- **Excerpted data**:
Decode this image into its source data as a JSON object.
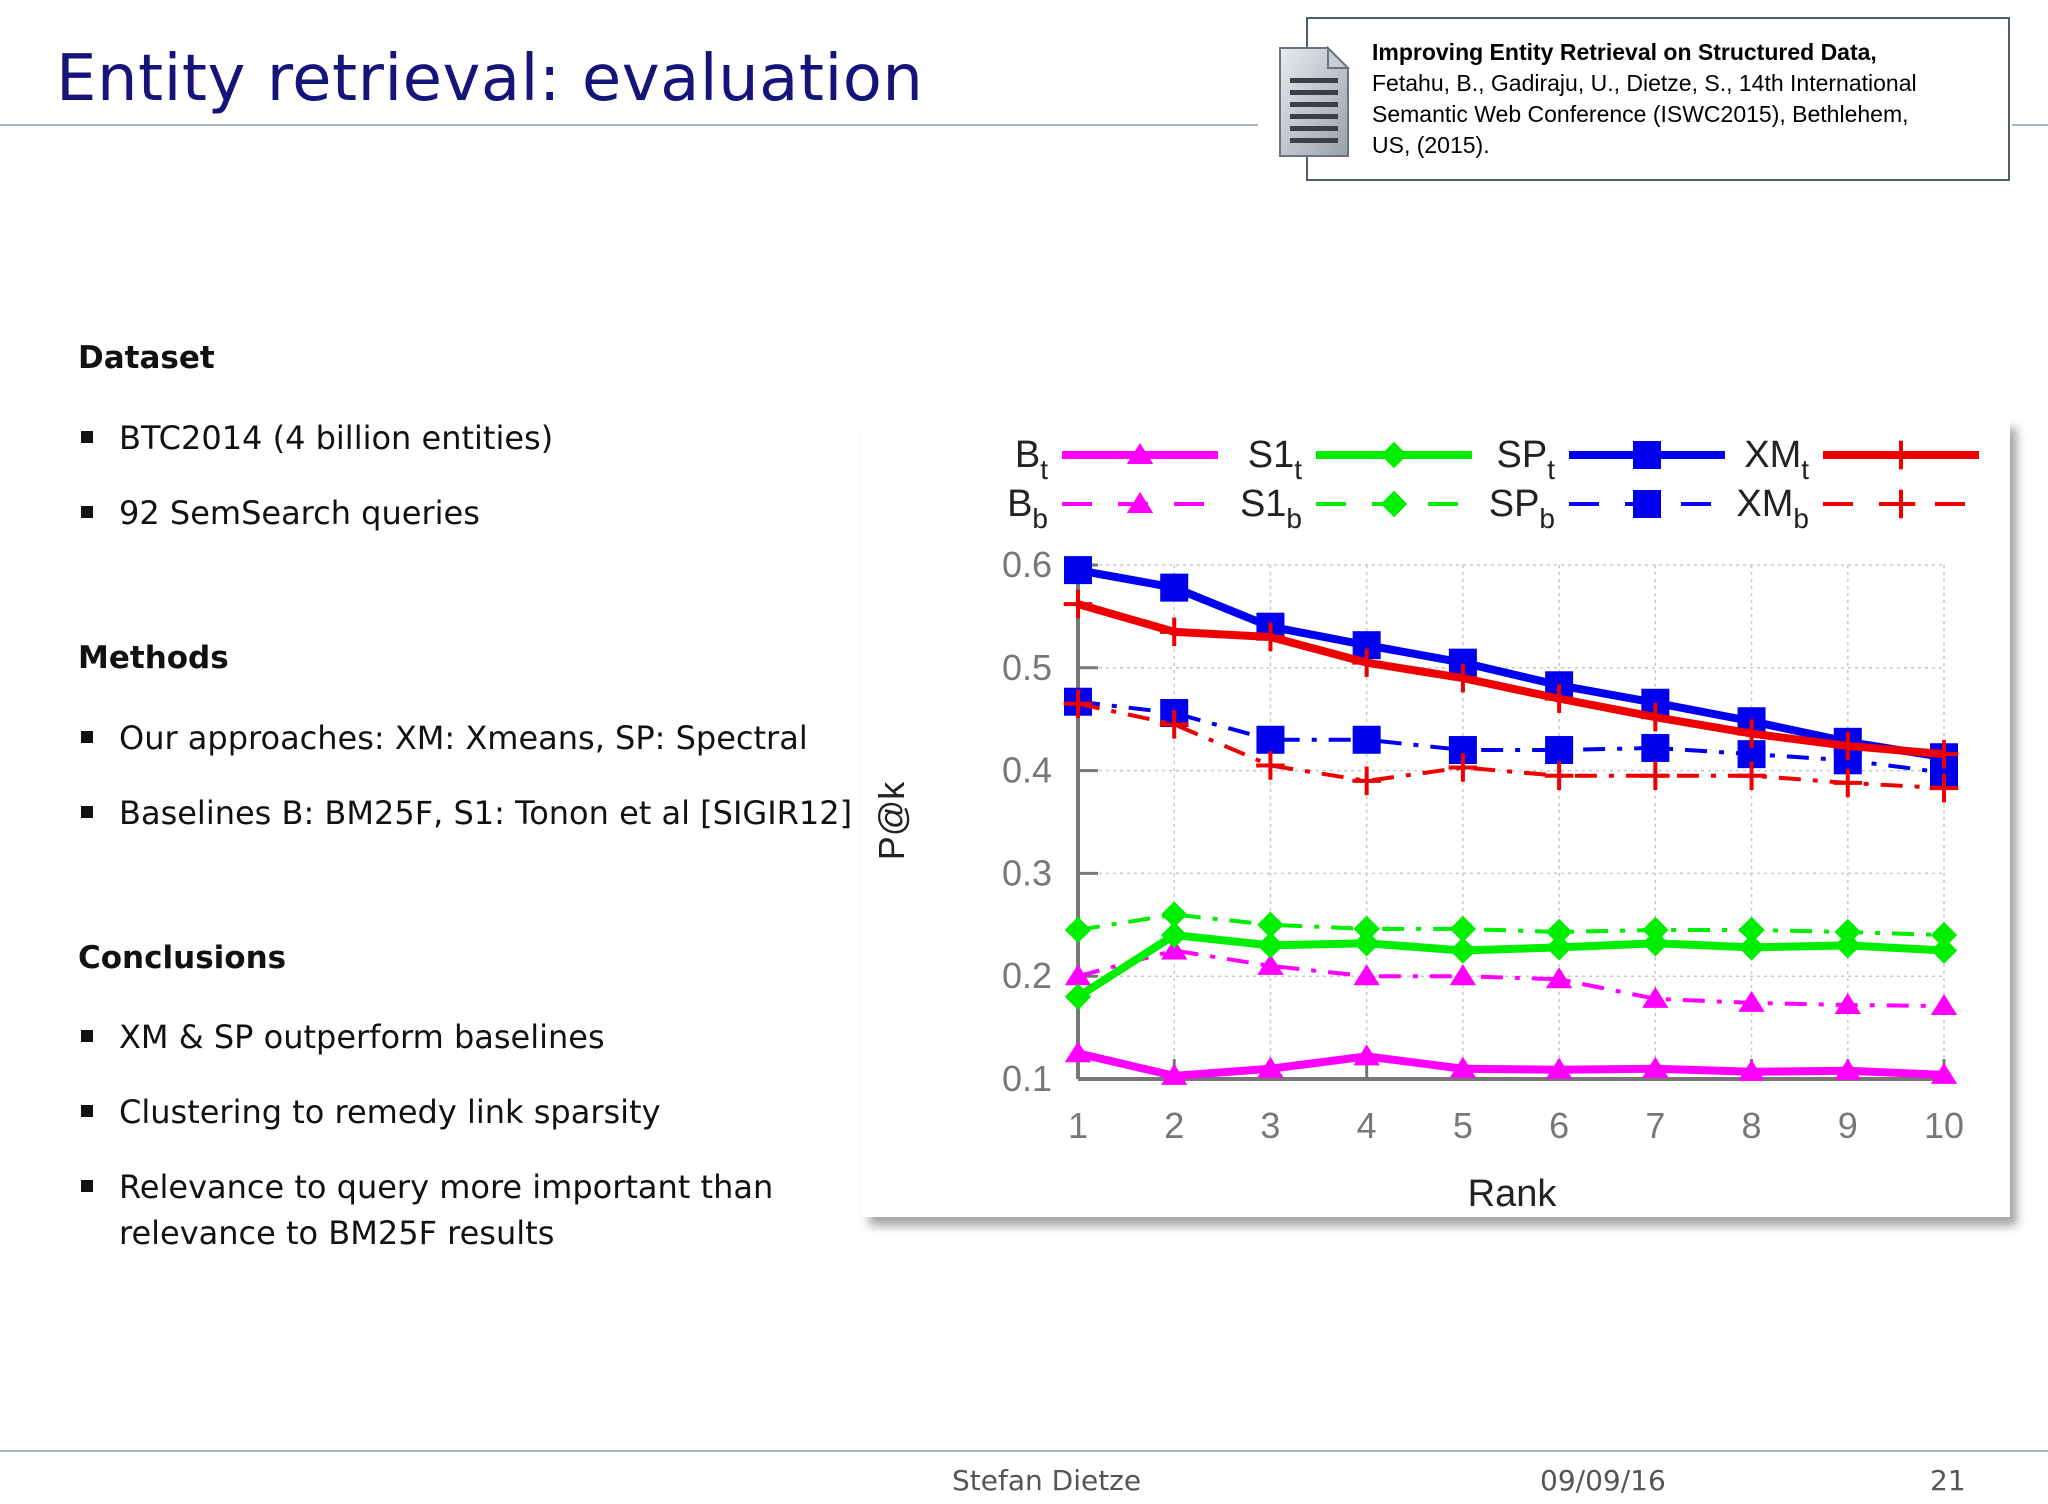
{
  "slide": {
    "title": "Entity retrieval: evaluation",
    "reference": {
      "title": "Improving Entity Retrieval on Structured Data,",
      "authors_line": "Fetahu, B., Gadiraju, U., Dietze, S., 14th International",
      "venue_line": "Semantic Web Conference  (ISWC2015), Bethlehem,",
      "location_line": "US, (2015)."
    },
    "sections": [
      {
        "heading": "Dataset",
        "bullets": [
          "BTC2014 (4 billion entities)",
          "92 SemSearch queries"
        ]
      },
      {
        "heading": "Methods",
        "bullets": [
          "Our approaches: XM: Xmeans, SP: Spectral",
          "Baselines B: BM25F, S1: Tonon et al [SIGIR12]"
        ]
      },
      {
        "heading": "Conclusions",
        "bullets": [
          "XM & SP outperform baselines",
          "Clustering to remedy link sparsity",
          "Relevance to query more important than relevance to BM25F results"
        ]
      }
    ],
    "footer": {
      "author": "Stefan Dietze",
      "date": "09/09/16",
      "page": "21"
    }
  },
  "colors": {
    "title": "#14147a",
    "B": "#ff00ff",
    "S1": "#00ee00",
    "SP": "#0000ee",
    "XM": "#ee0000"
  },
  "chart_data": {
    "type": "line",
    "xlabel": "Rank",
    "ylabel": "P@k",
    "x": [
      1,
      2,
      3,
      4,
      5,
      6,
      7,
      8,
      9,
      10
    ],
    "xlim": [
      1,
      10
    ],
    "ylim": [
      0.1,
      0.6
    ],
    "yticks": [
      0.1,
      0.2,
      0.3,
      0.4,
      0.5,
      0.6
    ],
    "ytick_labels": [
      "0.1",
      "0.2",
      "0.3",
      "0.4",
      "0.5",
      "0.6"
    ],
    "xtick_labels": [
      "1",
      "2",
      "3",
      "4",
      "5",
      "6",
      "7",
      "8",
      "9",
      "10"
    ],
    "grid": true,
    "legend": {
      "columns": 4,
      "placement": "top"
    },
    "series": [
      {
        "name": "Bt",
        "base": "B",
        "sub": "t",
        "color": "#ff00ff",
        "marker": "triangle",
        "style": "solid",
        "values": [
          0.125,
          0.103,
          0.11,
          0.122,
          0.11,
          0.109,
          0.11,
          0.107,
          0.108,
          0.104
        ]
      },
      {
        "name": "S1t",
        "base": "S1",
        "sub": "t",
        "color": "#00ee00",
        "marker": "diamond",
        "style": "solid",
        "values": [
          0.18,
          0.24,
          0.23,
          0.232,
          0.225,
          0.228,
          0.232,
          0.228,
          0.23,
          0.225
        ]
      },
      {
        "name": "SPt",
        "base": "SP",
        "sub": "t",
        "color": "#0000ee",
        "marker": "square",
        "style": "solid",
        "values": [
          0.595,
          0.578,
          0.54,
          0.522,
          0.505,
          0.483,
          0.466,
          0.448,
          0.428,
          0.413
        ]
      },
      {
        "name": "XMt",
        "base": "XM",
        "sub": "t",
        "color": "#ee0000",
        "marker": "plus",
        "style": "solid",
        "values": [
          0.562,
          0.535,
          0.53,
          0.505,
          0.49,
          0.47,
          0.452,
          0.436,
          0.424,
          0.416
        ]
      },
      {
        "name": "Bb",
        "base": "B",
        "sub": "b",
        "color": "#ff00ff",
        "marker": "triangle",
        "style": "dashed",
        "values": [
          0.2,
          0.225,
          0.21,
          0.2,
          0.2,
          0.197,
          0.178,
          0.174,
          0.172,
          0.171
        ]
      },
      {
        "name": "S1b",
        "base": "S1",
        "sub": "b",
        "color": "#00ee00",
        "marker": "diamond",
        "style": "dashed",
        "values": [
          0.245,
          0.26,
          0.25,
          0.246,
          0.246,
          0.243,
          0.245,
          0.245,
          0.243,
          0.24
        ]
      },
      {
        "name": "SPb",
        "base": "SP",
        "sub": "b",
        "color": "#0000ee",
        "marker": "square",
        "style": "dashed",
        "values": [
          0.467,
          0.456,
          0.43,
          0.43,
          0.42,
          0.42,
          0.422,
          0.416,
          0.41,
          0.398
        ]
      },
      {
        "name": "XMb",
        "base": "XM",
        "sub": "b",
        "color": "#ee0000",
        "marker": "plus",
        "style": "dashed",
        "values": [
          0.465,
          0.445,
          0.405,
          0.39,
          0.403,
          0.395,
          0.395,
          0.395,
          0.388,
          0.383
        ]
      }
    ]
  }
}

- **Do this**: Print every entry exactly as written, without the pictures.

- **Full solution**:
Decode this image into its source data as a JSON object.
{
  "slide": {
    "title": "Entity retrieval: evaluation",
    "reference": {
      "title": "Improving Entity Retrieval on Structured Data,",
      "authors_line": "Fetahu, B., Gadiraju, U., Dietze, S., 14th International",
      "venue_line": "Semantic Web Conference  (ISWC2015), Bethlehem,",
      "location_line": "US, (2015)."
    },
    "sections": [
      {
        "heading": "Dataset",
        "bullets": [
          "BTC2014 (4 billion entities)",
          "92 SemSearch queries"
        ]
      },
      {
        "heading": "Methods",
        "bullets": [
          "Our approaches: XM: Xmeans, SP: Spectral",
          "Baselines B: BM25F, S1: Tonon et al [SIGIR12]"
        ]
      },
      {
        "heading": "Conclusions",
        "bullets": [
          "XM & SP outperform baselines",
          "Clustering to remedy link sparsity",
          "Relevance to query more important than relevance to BM25F results"
        ]
      }
    ],
    "footer": {
      "author": "Stefan Dietze",
      "date": "09/09/16",
      "page": "21"
    }
  },
  "colors": {
    "title": "#14147a",
    "B": "#ff00ff",
    "S1": "#00ee00",
    "SP": "#0000ee",
    "XM": "#ee0000"
  },
  "chart_data": {
    "type": "line",
    "xlabel": "Rank",
    "ylabel": "P@k",
    "x": [
      1,
      2,
      3,
      4,
      5,
      6,
      7,
      8,
      9,
      10
    ],
    "xlim": [
      1,
      10
    ],
    "ylim": [
      0.1,
      0.6
    ],
    "yticks": [
      0.1,
      0.2,
      0.3,
      0.4,
      0.5,
      0.6
    ],
    "ytick_labels": [
      "0.1",
      "0.2",
      "0.3",
      "0.4",
      "0.5",
      "0.6"
    ],
    "xtick_labels": [
      "1",
      "2",
      "3",
      "4",
      "5",
      "6",
      "7",
      "8",
      "9",
      "10"
    ],
    "grid": true,
    "legend": {
      "columns": 4,
      "placement": "top"
    },
    "series": [
      {
        "name": "Bt",
        "base": "B",
        "sub": "t",
        "color": "#ff00ff",
        "marker": "triangle",
        "style": "solid",
        "values": [
          0.125,
          0.103,
          0.11,
          0.122,
          0.11,
          0.109,
          0.11,
          0.107,
          0.108,
          0.104
        ]
      },
      {
        "name": "S1t",
        "base": "S1",
        "sub": "t",
        "color": "#00ee00",
        "marker": "diamond",
        "style": "solid",
        "values": [
          0.18,
          0.24,
          0.23,
          0.232,
          0.225,
          0.228,
          0.232,
          0.228,
          0.23,
          0.225
        ]
      },
      {
        "name": "SPt",
        "base": "SP",
        "sub": "t",
        "color": "#0000ee",
        "marker": "square",
        "style": "solid",
        "values": [
          0.595,
          0.578,
          0.54,
          0.522,
          0.505,
          0.483,
          0.466,
          0.448,
          0.428,
          0.413
        ]
      },
      {
        "name": "XMt",
        "base": "XM",
        "sub": "t",
        "color": "#ee0000",
        "marker": "plus",
        "style": "solid",
        "values": [
          0.562,
          0.535,
          0.53,
          0.505,
          0.49,
          0.47,
          0.452,
          0.436,
          0.424,
          0.416
        ]
      },
      {
        "name": "Bb",
        "base": "B",
        "sub": "b",
        "color": "#ff00ff",
        "marker": "triangle",
        "style": "dashed",
        "values": [
          0.2,
          0.225,
          0.21,
          0.2,
          0.2,
          0.197,
          0.178,
          0.174,
          0.172,
          0.171
        ]
      },
      {
        "name": "S1b",
        "base": "S1",
        "sub": "b",
        "color": "#00ee00",
        "marker": "diamond",
        "style": "dashed",
        "values": [
          0.245,
          0.26,
          0.25,
          0.246,
          0.246,
          0.243,
          0.245,
          0.245,
          0.243,
          0.24
        ]
      },
      {
        "name": "SPb",
        "base": "SP",
        "sub": "b",
        "color": "#0000ee",
        "marker": "square",
        "style": "dashed",
        "values": [
          0.467,
          0.456,
          0.43,
          0.43,
          0.42,
          0.42,
          0.422,
          0.416,
          0.41,
          0.398
        ]
      },
      {
        "name": "XMb",
        "base": "XM",
        "sub": "b",
        "color": "#ee0000",
        "marker": "plus",
        "style": "dashed",
        "values": [
          0.465,
          0.445,
          0.405,
          0.39,
          0.403,
          0.395,
          0.395,
          0.395,
          0.388,
          0.383
        ]
      }
    ]
  }
}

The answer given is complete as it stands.